Items from a dataset
+++++

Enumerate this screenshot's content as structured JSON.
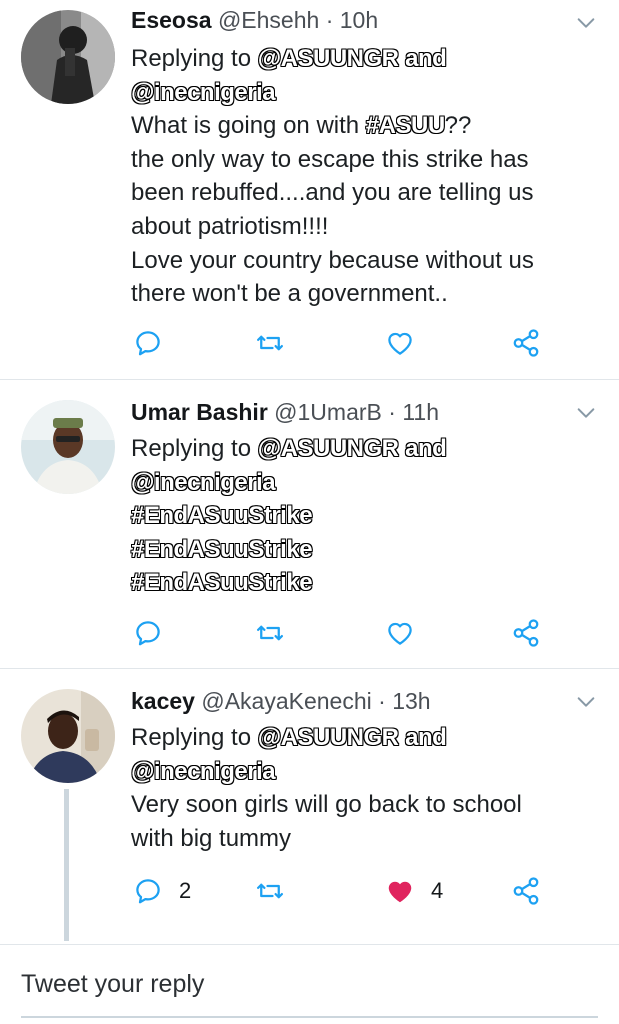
{
  "tweets": [
    {
      "name": "Eseosa",
      "handle": "@Ehsehh",
      "sep": "·",
      "time": "10h",
      "replying_prefix": "Replying to ",
      "mention1": "@ASUUNGR",
      "and": "and",
      "mention2": "@inecnigeria",
      "lines": [
        "What is going on with ",
        "#ASUU",
        "??",
        "the only way to escape this strike has",
        "been rebuffed....and you are telling us",
        "about patriotism!!!!",
        "Love your country because without us",
        "there won't be a government.."
      ],
      "actions": {
        "reply_count": "",
        "retweet_count": "",
        "like_count": ""
      }
    },
    {
      "name": "Umar Bashir",
      "handle": "@1UmarB",
      "sep": "·",
      "time": "11h",
      "replying_prefix": "Replying to ",
      "mention1": "@ASUUNGR",
      "and": "and",
      "mention2": "@inecnigeria",
      "hashtags": [
        "#EndASuuStrike",
        "#EndASuuStrike",
        "#EndASuuStrike"
      ],
      "actions": {
        "reply_count": "",
        "retweet_count": "",
        "like_count": ""
      }
    },
    {
      "name": "kacey",
      "handle": "@AkayaKenechi",
      "sep": "·",
      "time": "13h",
      "replying_prefix": "Replying to ",
      "mention1": "@ASUUNGR",
      "and": "and",
      "mention2": "@inecnigeria",
      "lines": [
        "Very soon girls will go back to school",
        "with big tummy"
      ],
      "actions": {
        "reply_count": "2",
        "retweet_count": "",
        "like_count": "4",
        "liked": true
      }
    }
  ],
  "icons": {
    "reply": "reply-icon",
    "retweet": "retweet-icon",
    "like": "heart-icon",
    "share": "share-icon",
    "more": "chevron-down-icon"
  },
  "colors": {
    "icon": "#1da1f2",
    "like_active": "#e0245e",
    "divider": "#e1e6ea",
    "thread": "#ccd6dd"
  },
  "reply_box": {
    "placeholder": "Tweet your reply"
  }
}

+++++

- DIRECTIONS
Reproduce all the entries that precede this task, word for word, minus any pictures.

- THE RESULT
Enumerate this screenshot's content as structured JSON.
{
  "tweets": [
    {
      "name": "Eseosa",
      "handle": "@Ehsehh",
      "sep": "·",
      "time": "10h",
      "replying_prefix": "Replying to ",
      "mention1": "@ASUUNGR",
      "and": "and",
      "mention2": "@inecnigeria",
      "lines": [
        "What is going on with ",
        "#ASUU",
        "??",
        "the only way to escape this strike has",
        "been rebuffed....and you are telling us",
        "about patriotism!!!!",
        "Love your country because without us",
        "there won't be a government.."
      ],
      "actions": {
        "reply_count": "",
        "retweet_count": "",
        "like_count": ""
      }
    },
    {
      "name": "Umar Bashir",
      "handle": "@1UmarB",
      "sep": "·",
      "time": "11h",
      "replying_prefix": "Replying to ",
      "mention1": "@ASUUNGR",
      "and": "and",
      "mention2": "@inecnigeria",
      "hashtags": [
        "#EndASuuStrike",
        "#EndASuuStrike",
        "#EndASuuStrike"
      ],
      "actions": {
        "reply_count": "",
        "retweet_count": "",
        "like_count": ""
      }
    },
    {
      "name": "kacey",
      "handle": "@AkayaKenechi",
      "sep": "·",
      "time": "13h",
      "replying_prefix": "Replying to ",
      "mention1": "@ASUUNGR",
      "and": "and",
      "mention2": "@inecnigeria",
      "lines": [
        "Very soon girls will go back to school",
        "with big tummy"
      ],
      "actions": {
        "reply_count": "2",
        "retweet_count": "",
        "like_count": "4",
        "liked": true
      }
    }
  ],
  "icons": {
    "reply": "reply-icon",
    "retweet": "retweet-icon",
    "like": "heart-icon",
    "share": "share-icon",
    "more": "chevron-down-icon"
  },
  "colors": {
    "icon": "#1da1f2",
    "like_active": "#e0245e",
    "divider": "#e1e6ea",
    "thread": "#ccd6dd"
  },
  "reply_box": {
    "placeholder": "Tweet your reply"
  }
}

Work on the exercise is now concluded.